Available data:
╭──

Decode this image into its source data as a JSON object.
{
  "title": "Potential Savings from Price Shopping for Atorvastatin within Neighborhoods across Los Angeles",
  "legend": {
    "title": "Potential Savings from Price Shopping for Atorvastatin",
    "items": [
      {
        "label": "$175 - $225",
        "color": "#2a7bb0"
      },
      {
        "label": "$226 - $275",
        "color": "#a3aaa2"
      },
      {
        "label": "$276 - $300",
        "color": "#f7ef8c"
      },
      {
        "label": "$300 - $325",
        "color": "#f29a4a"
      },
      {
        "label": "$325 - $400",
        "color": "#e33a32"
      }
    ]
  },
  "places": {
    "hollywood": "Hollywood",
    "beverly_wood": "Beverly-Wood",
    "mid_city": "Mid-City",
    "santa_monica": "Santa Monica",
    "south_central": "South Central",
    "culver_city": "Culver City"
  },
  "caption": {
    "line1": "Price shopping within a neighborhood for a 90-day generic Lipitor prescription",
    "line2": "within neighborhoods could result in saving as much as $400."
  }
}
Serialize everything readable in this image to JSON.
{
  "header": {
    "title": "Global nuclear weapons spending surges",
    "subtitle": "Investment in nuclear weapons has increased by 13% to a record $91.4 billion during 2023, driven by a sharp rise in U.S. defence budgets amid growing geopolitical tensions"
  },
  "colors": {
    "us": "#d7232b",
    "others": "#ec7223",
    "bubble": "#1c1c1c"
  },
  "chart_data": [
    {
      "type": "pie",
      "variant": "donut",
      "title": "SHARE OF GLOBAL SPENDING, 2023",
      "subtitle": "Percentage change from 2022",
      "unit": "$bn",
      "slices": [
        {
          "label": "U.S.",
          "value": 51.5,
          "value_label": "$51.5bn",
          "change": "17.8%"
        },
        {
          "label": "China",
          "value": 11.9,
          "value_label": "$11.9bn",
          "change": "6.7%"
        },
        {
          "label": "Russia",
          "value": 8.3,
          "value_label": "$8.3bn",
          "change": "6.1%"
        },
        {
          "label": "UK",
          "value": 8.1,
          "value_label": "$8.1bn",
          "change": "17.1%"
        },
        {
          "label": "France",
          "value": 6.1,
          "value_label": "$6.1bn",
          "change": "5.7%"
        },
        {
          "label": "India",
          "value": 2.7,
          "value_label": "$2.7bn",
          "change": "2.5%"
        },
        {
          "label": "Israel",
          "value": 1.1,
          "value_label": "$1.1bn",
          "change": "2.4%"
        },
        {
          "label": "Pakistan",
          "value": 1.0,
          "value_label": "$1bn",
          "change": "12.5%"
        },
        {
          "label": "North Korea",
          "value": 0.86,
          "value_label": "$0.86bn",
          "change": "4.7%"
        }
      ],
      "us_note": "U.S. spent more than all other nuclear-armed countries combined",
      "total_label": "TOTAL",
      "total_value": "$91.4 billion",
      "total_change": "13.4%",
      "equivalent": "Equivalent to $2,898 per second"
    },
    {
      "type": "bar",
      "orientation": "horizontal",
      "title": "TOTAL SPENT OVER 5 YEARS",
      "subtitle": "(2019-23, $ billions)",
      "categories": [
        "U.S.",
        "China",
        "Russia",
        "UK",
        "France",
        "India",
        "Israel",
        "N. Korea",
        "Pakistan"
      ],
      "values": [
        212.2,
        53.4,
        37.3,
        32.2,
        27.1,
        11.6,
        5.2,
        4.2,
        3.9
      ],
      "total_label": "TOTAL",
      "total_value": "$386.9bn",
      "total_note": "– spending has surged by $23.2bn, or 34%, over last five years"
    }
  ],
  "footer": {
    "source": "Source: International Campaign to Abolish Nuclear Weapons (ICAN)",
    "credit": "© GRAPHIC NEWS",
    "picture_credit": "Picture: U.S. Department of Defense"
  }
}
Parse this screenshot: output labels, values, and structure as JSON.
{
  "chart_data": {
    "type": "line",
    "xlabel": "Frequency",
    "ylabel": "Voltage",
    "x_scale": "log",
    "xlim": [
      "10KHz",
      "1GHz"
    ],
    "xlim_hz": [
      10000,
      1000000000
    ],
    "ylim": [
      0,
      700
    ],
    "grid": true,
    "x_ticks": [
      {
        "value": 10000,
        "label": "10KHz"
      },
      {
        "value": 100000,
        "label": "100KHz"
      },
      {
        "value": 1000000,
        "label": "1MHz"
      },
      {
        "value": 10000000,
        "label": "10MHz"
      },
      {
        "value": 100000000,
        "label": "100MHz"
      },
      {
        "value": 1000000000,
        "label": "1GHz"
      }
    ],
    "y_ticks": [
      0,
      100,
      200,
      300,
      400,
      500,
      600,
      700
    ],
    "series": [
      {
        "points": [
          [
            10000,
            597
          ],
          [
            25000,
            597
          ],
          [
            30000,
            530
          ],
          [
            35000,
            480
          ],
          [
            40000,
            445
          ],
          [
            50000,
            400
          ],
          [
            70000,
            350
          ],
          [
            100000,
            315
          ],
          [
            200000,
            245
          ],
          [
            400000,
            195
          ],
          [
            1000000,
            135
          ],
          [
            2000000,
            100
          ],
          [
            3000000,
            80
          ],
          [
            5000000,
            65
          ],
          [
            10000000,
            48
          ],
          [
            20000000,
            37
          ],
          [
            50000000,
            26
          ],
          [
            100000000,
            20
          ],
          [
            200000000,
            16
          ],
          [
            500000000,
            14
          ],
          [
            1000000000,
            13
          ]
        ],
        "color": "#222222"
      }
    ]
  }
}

╰──

What the task requires: Copy out each line of the listing that holds "Savings".

Task answer:
  "title": "Potential Savings from Price Shopping for Atorvastatin within Neighborhoods across Los Angeles",
    "title": "Potential Savings from Price Shopping for Atorvastatin",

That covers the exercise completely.